>> START THE INPUT
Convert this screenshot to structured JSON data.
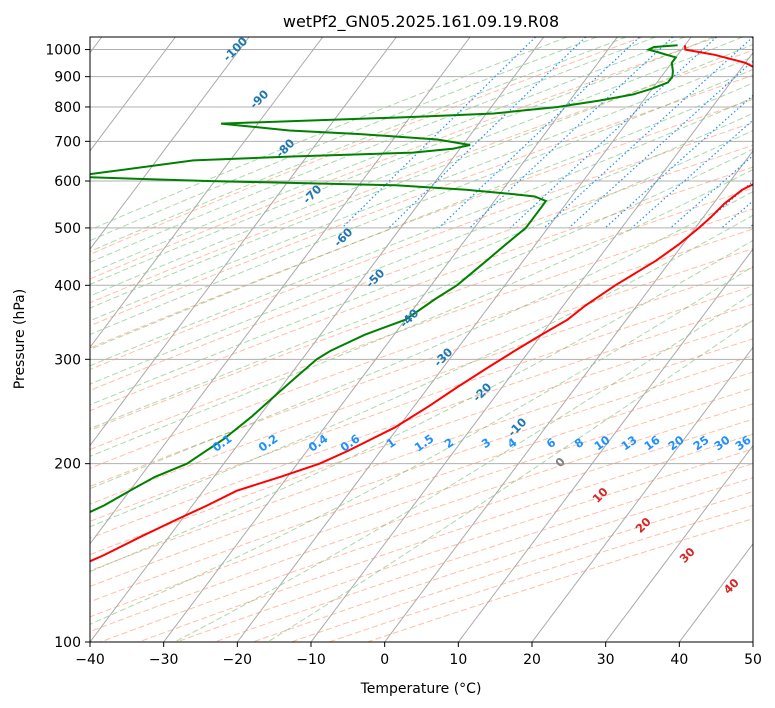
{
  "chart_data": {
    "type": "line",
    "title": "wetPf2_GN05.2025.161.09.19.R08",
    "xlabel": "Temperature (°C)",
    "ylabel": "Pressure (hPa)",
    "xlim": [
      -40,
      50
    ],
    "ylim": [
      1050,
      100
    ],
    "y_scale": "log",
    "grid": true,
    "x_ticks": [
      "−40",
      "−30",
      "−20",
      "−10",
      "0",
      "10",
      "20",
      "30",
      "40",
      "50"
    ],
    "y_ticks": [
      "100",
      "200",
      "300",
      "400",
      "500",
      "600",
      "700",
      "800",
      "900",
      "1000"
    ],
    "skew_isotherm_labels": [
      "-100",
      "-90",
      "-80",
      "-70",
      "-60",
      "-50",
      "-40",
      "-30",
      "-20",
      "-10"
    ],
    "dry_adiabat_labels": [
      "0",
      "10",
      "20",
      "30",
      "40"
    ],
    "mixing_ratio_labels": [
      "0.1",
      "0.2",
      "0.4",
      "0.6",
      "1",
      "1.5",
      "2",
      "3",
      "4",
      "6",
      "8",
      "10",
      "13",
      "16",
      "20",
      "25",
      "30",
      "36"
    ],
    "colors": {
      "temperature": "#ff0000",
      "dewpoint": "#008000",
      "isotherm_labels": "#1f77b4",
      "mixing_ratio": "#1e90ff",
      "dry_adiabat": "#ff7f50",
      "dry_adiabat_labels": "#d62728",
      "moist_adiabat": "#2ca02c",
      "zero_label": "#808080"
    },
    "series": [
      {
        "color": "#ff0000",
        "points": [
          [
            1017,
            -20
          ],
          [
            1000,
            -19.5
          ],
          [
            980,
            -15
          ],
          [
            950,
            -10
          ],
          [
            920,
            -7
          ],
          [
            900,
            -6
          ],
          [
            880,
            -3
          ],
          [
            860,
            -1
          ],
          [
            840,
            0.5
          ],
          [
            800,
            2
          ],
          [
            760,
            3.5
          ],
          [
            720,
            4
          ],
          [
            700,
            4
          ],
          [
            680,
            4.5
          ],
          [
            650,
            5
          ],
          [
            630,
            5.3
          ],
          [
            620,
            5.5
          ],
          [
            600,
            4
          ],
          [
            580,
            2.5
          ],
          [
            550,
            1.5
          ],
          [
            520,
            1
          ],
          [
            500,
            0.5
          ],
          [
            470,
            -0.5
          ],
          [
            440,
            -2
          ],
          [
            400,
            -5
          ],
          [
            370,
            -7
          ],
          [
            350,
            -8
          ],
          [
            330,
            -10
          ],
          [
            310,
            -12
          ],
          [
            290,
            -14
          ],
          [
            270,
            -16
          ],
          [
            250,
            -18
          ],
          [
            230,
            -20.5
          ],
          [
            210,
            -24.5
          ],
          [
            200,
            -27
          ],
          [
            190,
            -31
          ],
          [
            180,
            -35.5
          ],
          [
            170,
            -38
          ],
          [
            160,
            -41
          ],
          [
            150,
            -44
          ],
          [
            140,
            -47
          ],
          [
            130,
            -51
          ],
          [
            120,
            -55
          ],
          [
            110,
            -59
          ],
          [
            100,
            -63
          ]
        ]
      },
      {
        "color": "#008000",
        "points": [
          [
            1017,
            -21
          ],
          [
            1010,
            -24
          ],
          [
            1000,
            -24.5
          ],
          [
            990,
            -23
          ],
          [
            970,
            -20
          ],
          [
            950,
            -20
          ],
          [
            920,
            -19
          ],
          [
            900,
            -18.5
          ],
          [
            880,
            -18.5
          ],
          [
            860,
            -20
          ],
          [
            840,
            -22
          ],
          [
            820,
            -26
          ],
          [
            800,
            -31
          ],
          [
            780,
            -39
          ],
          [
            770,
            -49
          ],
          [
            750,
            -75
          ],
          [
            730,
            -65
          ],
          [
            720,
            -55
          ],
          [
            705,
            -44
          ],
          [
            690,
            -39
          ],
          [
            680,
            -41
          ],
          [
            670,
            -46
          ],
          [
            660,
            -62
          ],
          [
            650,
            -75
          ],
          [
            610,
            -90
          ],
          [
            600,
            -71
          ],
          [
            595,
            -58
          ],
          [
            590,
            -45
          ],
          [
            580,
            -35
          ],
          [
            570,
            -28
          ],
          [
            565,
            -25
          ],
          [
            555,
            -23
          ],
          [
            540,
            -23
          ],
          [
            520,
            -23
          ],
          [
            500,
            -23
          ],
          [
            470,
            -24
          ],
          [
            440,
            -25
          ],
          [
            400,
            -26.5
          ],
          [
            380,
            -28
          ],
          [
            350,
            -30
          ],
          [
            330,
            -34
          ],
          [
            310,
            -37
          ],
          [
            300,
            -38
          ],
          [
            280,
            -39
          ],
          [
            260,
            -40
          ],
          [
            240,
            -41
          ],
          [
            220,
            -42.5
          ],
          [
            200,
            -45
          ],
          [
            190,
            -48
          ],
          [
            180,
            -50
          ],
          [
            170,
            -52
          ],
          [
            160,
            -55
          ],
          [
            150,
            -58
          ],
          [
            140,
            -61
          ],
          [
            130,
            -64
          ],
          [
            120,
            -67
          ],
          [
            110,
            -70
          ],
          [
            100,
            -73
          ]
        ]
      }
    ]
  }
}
>> END THE INPUT
>> START THE INPUT
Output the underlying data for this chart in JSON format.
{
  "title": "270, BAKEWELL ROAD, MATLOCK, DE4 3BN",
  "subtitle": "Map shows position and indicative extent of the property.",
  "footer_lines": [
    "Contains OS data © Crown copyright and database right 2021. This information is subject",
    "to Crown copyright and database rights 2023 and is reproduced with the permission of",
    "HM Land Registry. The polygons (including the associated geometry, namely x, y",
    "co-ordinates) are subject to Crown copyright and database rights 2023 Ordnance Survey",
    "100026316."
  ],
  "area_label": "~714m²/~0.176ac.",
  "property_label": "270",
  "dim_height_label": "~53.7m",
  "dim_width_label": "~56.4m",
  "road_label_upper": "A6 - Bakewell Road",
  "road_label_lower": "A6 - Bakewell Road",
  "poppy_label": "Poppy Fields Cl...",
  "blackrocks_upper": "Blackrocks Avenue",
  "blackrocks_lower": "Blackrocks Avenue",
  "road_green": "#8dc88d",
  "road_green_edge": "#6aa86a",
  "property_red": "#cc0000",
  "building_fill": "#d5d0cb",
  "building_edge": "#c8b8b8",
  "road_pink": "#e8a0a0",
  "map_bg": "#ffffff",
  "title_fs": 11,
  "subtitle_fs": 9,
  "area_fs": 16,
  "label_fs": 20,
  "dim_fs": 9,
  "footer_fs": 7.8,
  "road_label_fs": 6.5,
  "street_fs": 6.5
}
>> END THE INPUT
▶ PROBLEM REQUIREMENTS
Copy all lines from the material that include "copyright".

▶ THE REPLY
    "Contains OS data © Crown copyright and database right 2021. This information is subject",
    "to Crown copyright and database rights 2023 and is reproduced with the permission of",
    "co-ordinates) are subject to Crown copyright and database rights 2023 Ordnance Survey",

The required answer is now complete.